____ EXTRACTED INFORMATION

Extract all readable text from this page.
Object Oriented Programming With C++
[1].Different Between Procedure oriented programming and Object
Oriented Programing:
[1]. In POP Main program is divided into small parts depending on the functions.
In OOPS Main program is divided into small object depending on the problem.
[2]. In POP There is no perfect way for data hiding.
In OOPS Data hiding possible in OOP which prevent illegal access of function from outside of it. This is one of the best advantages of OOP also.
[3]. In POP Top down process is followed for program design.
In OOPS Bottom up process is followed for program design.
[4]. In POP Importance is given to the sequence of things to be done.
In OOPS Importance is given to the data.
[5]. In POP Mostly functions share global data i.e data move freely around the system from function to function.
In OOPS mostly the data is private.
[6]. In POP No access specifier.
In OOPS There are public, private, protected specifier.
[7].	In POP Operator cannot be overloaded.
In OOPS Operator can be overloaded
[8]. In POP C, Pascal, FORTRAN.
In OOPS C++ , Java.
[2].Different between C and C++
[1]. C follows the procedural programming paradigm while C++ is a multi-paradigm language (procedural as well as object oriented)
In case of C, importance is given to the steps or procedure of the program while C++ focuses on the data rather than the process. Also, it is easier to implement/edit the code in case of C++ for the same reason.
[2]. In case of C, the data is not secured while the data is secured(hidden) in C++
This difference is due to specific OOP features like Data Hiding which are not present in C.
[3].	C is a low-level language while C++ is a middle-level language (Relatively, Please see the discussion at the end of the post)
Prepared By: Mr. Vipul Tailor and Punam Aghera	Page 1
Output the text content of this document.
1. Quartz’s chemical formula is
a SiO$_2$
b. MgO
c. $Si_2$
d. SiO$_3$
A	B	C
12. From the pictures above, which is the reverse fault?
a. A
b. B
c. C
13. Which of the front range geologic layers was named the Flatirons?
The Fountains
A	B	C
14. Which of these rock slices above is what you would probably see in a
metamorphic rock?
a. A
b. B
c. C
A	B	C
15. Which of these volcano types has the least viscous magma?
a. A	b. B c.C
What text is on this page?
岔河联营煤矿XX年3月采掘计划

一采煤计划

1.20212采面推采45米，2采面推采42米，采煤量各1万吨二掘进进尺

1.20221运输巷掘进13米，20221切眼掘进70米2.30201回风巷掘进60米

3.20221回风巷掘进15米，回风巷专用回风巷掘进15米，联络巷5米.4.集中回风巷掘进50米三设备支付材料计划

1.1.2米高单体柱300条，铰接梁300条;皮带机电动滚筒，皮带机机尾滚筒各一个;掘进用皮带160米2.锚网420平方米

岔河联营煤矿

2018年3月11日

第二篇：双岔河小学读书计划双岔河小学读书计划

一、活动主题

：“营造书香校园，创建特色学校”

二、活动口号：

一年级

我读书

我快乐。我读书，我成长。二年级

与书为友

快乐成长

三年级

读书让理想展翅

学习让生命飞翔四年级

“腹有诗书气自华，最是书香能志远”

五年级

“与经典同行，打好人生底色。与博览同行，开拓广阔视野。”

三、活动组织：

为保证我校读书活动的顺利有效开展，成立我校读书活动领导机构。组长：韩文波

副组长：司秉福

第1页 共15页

________

Set down exactly what runs from the line with "What text is on this page?" to the last line of the data above, including both of those lines and no others.

What text is on this page?
岔河联营煤矿XX年3月采掘计划

一采煤计划

1.20212采面推采45米，2采面推采42米，采煤量各1万吨二掘进进尺

1.20221运输巷掘进13米，20221切眼掘进70米2.30201回风巷掘进60米

3.20221回风巷掘进15米，回风巷专用回风巷掘进15米，联络巷5米.4.集中回风巷掘进50米三设备支付材料计划

1.1.2米高单体柱300条，铰接梁300条;皮带机电动滚筒，皮带机机尾滚筒各一个;掘进用皮带160米2.锚网420平方米

岔河联营煤矿

2018年3月11日

第二篇：双岔河小学读书计划双岔河小学读书计划

一、活动主题

：“营造书香校园，创建特色学校”

二、活动口号：

一年级

我读书

我快乐。我读书，我成长。二年级

与书为友

快乐成长

三年级

读书让理想展翅

学习让生命飞翔四年级

“腹有诗书气自华，最是书香能志远”

五年级

“与经典同行，打好人生底色。与博览同行，开拓广阔视野。”

三、活动组织：

为保证我校读书活动的顺利有效开展，成立我校读书活动领导机构。组长：韩文波

副组长：司秉福

第1页 共15页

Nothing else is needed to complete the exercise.